Directions for this task
Exactly as they appear, output all of the records. Skip any images.

Rows from a dataset
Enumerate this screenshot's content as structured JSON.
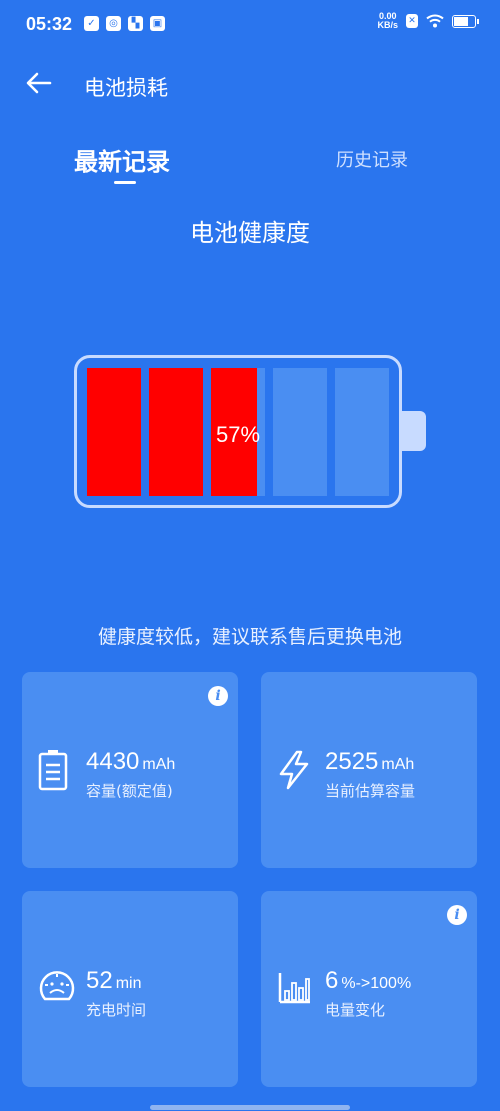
{
  "status_bar": {
    "time": "05:32",
    "net_speed_value": "0.00",
    "net_speed_unit": "KB/s",
    "battery_level": 0.8
  },
  "header": {
    "title": "电池损耗"
  },
  "tabs": [
    {
      "label": "最新记录",
      "active": true
    },
    {
      "label": "历史记录",
      "active": false
    }
  ],
  "section_title": "电池健康度",
  "battery_health": {
    "percent_label": "57%",
    "percent": 57,
    "cells_total": 5,
    "fill_color": "#ff0000",
    "empty_color": "#4a8ef2"
  },
  "health_message": "健康度较低，建议联系售后更换电池",
  "cards": [
    {
      "value": "4430",
      "unit": "mAh",
      "label": "容量(额定值)",
      "icon": "battery-outline-icon",
      "has_info": true
    },
    {
      "value": "2525",
      "unit": "mAh",
      "label": "当前估算容量",
      "icon": "lightning-icon",
      "has_info": false
    },
    {
      "value": "52",
      "unit": "min",
      "label": "充电时间",
      "icon": "speedometer-icon",
      "has_info": false
    },
    {
      "value": "6",
      "unit": "%->100%",
      "label": "电量变化",
      "icon": "bar-chart-icon",
      "has_info": true
    }
  ],
  "colors": {
    "background": "#2a75ee",
    "card": "#4a8ef2",
    "text": "#ffffff"
  }
}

Completed task
Enumerate this screenshot's content as structured JSON.
{
  "status_bar": {
    "time": "05:32",
    "net_speed_value": "0.00",
    "net_speed_unit": "KB/s",
    "battery_level": 0.8
  },
  "header": {
    "title": "电池损耗"
  },
  "tabs": [
    {
      "label": "最新记录",
      "active": true
    },
    {
      "label": "历史记录",
      "active": false
    }
  ],
  "section_title": "电池健康度",
  "battery_health": {
    "percent_label": "57%",
    "percent": 57,
    "cells_total": 5,
    "fill_color": "#ff0000",
    "empty_color": "#4a8ef2"
  },
  "health_message": "健康度较低，建议联系售后更换电池",
  "cards": [
    {
      "value": "4430",
      "unit": "mAh",
      "label": "容量(额定值)",
      "icon": "battery-outline-icon",
      "has_info": true
    },
    {
      "value": "2525",
      "unit": "mAh",
      "label": "当前估算容量",
      "icon": "lightning-icon",
      "has_info": false
    },
    {
      "value": "52",
      "unit": "min",
      "label": "充电时间",
      "icon": "speedometer-icon",
      "has_info": false
    },
    {
      "value": "6",
      "unit": "%->100%",
      "label": "电量变化",
      "icon": "bar-chart-icon",
      "has_info": true
    }
  ],
  "colors": {
    "background": "#2a75ee",
    "card": "#4a8ef2",
    "text": "#ffffff"
  }
}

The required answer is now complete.